▶ What is being asked
Retype the lines of the records character for character, beginning with the line that contains "Segment this screenshot: for" and continuing through the line that contains "toc-item[interactable]: Why Measuring".
━━━ Raw data
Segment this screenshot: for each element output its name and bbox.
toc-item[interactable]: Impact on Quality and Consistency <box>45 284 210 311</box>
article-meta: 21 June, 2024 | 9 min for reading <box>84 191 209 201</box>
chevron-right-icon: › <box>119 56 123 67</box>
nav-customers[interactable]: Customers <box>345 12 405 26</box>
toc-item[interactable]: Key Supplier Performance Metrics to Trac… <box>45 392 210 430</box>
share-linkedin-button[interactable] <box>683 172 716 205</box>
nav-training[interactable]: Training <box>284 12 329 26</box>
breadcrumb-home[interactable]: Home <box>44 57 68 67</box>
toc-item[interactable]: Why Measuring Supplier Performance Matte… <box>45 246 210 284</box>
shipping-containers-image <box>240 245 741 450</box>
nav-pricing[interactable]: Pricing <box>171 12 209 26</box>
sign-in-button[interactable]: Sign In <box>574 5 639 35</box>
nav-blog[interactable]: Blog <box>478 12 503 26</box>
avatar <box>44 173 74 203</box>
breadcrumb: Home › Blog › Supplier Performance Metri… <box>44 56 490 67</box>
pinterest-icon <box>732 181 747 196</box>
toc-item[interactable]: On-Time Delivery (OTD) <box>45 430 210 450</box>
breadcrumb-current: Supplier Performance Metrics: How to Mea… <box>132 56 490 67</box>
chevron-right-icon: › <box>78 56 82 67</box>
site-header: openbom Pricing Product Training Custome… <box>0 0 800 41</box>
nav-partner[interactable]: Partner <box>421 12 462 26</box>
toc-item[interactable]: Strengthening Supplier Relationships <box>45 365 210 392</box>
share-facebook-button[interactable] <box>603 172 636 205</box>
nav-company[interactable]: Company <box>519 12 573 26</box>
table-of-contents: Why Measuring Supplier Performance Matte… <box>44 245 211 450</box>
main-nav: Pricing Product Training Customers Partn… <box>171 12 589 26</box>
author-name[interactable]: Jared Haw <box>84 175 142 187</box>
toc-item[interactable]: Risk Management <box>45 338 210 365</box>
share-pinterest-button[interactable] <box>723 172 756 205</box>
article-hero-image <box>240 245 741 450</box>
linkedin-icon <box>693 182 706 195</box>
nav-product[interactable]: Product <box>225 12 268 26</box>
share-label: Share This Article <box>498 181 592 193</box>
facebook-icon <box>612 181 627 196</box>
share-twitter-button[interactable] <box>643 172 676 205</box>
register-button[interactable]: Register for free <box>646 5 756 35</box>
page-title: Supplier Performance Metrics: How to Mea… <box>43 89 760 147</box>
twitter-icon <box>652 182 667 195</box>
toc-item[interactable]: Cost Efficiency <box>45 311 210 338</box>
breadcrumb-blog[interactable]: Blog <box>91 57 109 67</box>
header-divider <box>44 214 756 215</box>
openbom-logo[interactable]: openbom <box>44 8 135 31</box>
━━━━━━
━━━ Raw data
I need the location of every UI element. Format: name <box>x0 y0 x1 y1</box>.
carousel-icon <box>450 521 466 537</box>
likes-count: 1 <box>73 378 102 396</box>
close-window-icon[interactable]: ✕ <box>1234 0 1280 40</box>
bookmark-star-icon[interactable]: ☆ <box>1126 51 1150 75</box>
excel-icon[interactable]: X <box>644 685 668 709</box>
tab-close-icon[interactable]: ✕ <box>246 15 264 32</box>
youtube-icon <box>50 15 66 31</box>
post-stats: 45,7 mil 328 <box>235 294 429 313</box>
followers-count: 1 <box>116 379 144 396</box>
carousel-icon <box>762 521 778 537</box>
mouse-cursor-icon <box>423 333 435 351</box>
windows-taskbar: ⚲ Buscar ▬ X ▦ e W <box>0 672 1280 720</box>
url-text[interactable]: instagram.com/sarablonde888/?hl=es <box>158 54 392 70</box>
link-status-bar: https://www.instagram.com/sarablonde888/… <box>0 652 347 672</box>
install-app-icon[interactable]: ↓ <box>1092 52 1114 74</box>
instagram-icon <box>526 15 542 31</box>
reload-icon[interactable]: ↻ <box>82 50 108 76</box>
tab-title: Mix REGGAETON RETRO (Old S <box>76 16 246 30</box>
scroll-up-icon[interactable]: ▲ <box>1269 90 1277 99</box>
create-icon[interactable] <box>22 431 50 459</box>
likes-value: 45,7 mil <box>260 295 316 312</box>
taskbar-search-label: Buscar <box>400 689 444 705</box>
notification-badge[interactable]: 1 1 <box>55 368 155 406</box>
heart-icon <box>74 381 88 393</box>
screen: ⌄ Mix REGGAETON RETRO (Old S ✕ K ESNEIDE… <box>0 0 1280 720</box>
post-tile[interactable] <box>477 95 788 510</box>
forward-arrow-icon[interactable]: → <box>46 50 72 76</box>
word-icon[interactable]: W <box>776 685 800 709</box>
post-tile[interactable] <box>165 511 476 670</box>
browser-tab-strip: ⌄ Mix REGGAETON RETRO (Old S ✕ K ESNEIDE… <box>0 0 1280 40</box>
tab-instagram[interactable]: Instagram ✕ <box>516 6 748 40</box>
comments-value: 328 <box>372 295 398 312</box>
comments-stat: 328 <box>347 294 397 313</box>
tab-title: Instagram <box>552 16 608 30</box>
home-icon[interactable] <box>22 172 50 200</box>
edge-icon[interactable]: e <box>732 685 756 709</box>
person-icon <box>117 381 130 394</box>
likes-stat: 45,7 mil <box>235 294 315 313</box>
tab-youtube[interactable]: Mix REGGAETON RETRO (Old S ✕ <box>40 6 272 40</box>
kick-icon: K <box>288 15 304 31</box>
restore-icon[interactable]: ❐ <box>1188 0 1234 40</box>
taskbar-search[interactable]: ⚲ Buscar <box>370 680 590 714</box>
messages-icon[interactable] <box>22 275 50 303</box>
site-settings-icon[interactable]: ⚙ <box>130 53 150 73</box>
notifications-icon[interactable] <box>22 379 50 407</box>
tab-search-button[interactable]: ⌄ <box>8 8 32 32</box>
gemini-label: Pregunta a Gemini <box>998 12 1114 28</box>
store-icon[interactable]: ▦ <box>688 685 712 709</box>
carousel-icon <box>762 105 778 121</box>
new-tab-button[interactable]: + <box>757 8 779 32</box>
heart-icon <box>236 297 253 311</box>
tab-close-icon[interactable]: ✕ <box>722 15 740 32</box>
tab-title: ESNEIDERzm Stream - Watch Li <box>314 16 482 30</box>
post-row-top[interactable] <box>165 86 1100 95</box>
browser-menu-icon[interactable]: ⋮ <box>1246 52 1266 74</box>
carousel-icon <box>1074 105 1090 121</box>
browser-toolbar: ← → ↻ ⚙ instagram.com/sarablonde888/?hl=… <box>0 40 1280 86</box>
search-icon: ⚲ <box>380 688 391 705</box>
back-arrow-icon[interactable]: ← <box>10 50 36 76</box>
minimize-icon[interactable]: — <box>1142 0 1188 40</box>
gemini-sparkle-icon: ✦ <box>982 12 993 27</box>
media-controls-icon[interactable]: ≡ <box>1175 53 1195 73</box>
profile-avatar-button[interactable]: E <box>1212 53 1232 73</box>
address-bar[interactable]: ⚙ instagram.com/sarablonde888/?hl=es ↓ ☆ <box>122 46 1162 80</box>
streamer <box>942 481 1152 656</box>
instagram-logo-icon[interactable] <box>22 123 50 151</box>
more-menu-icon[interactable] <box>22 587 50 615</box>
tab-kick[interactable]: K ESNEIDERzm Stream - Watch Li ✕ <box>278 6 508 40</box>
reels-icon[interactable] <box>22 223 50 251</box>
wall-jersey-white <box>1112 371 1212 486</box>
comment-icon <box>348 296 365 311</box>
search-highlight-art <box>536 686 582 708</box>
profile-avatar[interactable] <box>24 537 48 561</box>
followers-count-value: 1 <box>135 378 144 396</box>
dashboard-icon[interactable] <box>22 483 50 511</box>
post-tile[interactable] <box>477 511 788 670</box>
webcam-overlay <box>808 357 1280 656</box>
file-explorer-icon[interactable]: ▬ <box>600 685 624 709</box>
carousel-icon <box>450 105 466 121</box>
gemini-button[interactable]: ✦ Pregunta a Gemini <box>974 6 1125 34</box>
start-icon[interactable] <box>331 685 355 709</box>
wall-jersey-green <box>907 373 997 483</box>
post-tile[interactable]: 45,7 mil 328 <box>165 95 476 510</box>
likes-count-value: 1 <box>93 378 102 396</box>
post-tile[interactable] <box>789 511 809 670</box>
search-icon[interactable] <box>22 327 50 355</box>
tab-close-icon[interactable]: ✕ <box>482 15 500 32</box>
━━━━━━
▶ Output for this exercise
Segment this screenshot: for each element output its name and bbox.
toc-item[interactable]: Impact on Quality and Consistency <box>45 284 210 311</box>
article-meta: 21 June, 2024 | 9 min for reading <box>84 191 209 201</box>
chevron-right-icon: › <box>119 56 123 67</box>
nav-customers[interactable]: Customers <box>345 12 405 26</box>
toc-item[interactable]: Key Supplier Performance Metrics to Trac… <box>45 392 210 430</box>
share-linkedin-button[interactable] <box>683 172 716 205</box>
nav-training[interactable]: Training <box>284 12 329 26</box>
breadcrumb-home[interactable]: Home <box>44 57 68 67</box>
toc-item[interactable]: Why Measuring Supplier Performance Matte… <box>45 246 210 284</box>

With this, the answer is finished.